>> BEGIN INFORMATION GIVEN

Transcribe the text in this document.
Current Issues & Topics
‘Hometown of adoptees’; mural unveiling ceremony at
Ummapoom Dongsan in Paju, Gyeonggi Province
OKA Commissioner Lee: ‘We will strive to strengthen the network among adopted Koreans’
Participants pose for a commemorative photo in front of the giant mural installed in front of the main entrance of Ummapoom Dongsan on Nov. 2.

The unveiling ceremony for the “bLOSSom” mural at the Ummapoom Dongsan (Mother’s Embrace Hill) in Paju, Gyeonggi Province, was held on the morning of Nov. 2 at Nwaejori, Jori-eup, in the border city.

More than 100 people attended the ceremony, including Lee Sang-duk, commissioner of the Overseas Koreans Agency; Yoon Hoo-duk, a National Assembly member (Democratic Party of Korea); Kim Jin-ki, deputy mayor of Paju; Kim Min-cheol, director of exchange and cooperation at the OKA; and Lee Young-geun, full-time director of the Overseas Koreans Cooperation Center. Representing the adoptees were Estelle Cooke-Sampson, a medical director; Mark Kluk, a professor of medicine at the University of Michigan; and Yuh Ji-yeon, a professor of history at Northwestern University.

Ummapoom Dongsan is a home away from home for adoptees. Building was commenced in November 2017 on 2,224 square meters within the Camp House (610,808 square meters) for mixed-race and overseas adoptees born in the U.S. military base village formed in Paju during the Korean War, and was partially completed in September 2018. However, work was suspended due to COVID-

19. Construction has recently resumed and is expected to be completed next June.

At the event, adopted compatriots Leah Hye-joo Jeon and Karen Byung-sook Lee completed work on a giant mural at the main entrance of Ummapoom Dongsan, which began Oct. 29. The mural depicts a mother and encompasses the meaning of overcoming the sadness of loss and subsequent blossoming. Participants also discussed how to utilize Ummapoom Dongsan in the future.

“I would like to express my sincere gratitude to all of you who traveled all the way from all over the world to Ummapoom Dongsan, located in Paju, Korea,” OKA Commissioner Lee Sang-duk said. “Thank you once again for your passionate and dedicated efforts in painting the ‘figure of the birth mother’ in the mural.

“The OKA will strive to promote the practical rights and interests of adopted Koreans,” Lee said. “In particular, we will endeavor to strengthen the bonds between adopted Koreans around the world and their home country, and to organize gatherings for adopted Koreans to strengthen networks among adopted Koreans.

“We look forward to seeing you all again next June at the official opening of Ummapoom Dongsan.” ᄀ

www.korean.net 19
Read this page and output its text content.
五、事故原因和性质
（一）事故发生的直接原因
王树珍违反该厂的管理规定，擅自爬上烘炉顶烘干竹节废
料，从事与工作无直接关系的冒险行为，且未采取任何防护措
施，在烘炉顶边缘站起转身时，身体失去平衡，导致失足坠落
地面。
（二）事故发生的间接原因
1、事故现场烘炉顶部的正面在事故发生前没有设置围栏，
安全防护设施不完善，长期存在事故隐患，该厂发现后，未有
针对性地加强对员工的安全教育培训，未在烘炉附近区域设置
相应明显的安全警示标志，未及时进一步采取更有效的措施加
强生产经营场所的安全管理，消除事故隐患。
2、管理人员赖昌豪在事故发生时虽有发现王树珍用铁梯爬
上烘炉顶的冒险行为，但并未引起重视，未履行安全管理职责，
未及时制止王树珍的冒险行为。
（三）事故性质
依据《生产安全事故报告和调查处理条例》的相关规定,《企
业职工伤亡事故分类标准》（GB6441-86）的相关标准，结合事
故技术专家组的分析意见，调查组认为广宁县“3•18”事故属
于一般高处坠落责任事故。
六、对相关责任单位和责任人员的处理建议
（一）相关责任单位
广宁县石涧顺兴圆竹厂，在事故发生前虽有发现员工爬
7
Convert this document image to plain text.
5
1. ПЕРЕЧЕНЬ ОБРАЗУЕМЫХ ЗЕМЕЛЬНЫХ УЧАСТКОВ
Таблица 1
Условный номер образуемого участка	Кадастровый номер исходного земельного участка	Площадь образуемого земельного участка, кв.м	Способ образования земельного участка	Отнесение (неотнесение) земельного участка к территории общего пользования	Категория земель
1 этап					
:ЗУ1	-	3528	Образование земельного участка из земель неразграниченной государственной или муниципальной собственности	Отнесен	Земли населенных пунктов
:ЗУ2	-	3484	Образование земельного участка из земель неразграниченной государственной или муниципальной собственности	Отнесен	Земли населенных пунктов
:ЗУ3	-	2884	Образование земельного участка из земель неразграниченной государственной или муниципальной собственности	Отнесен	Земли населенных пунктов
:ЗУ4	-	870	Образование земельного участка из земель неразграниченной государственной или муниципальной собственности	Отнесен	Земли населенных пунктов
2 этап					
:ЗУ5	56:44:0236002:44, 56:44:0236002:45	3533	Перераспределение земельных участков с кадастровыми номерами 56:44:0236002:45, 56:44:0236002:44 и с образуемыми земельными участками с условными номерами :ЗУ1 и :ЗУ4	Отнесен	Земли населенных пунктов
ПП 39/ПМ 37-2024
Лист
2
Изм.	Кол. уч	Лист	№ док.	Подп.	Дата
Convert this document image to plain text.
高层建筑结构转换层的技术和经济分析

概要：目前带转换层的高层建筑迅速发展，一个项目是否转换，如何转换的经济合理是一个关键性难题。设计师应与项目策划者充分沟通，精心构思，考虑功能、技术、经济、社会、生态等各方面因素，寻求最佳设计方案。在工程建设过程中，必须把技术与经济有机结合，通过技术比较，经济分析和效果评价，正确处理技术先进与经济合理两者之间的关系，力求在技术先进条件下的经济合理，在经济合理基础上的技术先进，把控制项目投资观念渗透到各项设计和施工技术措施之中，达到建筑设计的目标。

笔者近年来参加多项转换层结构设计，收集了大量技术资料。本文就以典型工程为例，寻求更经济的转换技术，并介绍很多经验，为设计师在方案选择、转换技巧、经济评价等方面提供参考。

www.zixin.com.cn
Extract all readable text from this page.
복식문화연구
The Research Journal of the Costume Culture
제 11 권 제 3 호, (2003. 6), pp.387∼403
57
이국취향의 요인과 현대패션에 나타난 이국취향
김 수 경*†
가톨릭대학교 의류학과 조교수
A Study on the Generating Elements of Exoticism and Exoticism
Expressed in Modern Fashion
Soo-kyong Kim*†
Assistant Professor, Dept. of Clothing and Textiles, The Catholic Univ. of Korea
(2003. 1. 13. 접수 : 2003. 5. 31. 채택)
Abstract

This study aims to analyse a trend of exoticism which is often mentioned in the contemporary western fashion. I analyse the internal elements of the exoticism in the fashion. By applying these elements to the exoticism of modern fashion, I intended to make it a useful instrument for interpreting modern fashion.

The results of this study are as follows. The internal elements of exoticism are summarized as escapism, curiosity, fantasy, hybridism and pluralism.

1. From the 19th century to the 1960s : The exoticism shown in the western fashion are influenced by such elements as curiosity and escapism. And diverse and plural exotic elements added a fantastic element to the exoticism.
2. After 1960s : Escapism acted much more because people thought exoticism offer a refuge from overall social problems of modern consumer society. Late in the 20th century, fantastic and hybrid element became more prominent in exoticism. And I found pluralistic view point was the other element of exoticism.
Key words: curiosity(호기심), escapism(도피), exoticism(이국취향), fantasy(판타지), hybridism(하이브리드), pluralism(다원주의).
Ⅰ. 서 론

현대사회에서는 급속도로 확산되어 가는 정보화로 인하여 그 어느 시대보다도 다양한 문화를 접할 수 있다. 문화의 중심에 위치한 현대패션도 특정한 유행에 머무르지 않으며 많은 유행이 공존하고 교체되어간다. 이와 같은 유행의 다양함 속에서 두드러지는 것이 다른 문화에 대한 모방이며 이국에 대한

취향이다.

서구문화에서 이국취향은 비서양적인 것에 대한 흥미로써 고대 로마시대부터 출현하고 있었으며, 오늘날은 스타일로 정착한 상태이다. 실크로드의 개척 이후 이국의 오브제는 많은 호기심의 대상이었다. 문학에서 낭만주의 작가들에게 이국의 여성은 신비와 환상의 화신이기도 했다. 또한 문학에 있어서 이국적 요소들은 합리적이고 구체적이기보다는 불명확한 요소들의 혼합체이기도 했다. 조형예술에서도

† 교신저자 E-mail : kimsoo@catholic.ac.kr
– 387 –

>> END INFORMATION GIVEN

— WRITTEN EXERCISE —
Locate and copy each line in the data above that includes the word "next".

— THE RESPONSE —
19. Construction has recently resumed and is expected to be completed next June.
“We look forward to seeing you all again next June at the official opening of Ummapoom Dongsan.” ᄀ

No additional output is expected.